[Dataset excerpt]
----------

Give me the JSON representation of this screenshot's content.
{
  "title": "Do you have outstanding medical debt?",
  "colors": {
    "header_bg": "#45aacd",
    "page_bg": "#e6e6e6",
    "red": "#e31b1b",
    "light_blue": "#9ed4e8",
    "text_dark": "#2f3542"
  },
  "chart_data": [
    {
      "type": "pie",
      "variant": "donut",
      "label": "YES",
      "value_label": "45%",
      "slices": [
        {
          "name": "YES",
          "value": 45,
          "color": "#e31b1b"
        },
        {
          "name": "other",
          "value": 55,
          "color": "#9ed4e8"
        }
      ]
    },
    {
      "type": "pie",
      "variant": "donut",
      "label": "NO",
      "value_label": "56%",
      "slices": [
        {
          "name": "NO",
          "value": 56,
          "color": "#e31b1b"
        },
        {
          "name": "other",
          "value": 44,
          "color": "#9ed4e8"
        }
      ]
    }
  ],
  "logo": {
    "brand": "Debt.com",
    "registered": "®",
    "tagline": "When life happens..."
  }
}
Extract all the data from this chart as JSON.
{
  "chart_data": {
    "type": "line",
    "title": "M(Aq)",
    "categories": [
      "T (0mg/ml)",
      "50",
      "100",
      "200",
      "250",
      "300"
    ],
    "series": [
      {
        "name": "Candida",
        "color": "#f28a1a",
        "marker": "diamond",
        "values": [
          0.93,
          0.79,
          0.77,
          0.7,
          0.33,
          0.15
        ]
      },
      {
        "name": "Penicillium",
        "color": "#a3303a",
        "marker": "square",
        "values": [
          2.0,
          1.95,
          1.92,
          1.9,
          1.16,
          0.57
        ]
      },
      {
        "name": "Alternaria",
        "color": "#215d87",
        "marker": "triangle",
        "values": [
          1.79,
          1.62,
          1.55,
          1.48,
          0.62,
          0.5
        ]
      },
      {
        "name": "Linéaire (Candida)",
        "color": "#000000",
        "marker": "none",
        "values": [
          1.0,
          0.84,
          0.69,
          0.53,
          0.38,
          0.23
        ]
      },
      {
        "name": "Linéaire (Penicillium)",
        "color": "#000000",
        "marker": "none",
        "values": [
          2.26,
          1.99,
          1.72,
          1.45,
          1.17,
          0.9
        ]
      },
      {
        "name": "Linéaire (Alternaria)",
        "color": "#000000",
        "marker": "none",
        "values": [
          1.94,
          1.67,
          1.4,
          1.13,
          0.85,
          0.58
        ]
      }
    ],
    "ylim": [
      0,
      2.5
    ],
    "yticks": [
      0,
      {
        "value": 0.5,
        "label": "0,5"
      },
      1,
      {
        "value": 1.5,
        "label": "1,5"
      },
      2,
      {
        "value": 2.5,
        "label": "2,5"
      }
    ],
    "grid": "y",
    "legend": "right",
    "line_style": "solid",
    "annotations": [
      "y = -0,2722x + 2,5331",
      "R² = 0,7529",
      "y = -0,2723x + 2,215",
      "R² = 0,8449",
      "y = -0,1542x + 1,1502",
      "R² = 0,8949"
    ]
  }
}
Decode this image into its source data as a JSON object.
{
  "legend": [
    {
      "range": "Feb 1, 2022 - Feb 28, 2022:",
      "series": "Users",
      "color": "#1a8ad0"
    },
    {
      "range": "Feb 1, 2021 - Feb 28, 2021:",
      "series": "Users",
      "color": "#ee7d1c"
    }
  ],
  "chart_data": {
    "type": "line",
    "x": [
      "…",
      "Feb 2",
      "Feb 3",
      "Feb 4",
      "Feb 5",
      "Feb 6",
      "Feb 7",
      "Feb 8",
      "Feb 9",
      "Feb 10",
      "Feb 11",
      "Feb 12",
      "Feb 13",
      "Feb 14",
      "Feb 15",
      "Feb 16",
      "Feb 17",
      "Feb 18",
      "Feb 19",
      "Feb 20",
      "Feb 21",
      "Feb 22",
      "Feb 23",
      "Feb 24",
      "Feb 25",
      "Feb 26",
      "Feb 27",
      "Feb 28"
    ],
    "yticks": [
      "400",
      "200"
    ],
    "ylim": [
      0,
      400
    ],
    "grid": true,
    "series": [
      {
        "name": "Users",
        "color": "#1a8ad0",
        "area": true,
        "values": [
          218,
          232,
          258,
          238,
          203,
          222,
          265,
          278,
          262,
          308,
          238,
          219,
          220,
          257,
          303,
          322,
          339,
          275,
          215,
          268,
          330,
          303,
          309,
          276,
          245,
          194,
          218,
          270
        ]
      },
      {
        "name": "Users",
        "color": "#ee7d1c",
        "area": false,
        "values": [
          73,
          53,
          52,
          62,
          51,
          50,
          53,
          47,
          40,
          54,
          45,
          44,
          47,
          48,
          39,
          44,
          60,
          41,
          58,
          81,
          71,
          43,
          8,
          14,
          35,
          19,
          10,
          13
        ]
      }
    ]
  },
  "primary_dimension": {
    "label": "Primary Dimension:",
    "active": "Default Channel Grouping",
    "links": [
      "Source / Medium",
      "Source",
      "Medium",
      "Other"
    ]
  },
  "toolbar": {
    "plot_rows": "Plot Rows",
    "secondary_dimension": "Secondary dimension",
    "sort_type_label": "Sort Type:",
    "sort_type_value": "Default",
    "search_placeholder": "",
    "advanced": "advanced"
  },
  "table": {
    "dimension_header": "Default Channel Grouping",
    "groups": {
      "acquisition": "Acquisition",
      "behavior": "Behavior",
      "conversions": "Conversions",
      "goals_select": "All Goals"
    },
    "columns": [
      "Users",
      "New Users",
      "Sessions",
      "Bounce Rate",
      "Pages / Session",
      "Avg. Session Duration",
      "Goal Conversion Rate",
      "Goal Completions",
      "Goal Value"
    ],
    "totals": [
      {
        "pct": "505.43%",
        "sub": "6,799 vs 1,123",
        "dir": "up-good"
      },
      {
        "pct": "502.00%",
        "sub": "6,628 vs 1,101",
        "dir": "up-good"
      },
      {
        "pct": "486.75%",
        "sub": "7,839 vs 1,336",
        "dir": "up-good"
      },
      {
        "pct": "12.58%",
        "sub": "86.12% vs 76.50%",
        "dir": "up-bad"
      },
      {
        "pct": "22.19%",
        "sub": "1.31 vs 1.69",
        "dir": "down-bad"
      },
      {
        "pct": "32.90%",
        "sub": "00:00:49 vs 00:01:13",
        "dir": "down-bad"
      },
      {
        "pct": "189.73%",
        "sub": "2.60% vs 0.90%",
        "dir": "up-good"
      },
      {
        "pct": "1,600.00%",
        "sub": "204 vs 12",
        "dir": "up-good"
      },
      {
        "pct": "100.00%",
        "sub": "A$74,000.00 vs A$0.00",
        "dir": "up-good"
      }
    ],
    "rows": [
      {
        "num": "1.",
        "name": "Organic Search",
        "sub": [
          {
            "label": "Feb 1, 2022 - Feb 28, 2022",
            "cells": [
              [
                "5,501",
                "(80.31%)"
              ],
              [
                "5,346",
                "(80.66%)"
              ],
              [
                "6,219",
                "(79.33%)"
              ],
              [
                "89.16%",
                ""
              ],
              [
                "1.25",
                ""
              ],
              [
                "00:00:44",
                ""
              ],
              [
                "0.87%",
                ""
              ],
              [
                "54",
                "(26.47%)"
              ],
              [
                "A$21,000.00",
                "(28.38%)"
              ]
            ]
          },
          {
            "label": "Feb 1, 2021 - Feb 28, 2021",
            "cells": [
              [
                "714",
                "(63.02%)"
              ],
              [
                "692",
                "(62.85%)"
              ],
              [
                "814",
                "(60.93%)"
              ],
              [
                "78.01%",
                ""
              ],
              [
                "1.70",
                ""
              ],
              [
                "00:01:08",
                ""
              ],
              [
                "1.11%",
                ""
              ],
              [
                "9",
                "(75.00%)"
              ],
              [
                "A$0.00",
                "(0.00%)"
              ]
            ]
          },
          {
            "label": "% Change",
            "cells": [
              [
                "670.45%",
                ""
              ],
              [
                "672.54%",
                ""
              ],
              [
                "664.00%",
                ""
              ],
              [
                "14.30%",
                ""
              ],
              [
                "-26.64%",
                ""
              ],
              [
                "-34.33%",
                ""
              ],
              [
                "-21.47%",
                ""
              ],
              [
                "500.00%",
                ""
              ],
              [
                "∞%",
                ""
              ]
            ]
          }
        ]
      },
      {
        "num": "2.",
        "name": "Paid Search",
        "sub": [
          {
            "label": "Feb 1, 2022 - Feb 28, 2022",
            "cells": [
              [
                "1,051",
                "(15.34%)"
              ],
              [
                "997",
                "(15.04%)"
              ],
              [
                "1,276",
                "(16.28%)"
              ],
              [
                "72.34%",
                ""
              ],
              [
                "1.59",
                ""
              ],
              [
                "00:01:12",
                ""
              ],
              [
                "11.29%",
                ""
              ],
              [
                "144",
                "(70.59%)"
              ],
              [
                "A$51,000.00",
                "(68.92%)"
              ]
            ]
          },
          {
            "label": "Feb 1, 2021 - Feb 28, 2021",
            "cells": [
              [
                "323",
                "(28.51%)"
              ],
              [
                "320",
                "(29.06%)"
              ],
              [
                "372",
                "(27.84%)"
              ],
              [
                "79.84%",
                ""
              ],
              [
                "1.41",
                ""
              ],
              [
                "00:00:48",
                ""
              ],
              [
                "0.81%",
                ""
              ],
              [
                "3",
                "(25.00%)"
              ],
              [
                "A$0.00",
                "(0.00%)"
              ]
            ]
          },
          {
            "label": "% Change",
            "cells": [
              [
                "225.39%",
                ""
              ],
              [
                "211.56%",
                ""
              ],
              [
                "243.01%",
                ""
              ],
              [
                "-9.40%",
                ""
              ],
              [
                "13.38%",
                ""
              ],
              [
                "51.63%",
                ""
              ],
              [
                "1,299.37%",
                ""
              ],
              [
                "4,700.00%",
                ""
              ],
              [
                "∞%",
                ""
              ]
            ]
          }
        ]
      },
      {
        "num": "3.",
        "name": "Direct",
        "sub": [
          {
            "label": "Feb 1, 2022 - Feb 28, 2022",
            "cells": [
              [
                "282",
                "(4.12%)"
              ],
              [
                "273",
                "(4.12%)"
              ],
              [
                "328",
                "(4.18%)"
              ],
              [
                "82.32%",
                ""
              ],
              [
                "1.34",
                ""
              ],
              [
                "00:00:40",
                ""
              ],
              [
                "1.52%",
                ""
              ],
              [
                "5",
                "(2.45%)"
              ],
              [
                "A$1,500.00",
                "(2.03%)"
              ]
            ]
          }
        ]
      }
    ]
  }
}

----------

WHAT TO WORK ON –
Pull every line containing the word "Penicillium" out of the material and copy it.

RESULT FOR THIS EXERCISE –
        "name": "Penicillium",
        "name": "Linéaire (Penicillium)",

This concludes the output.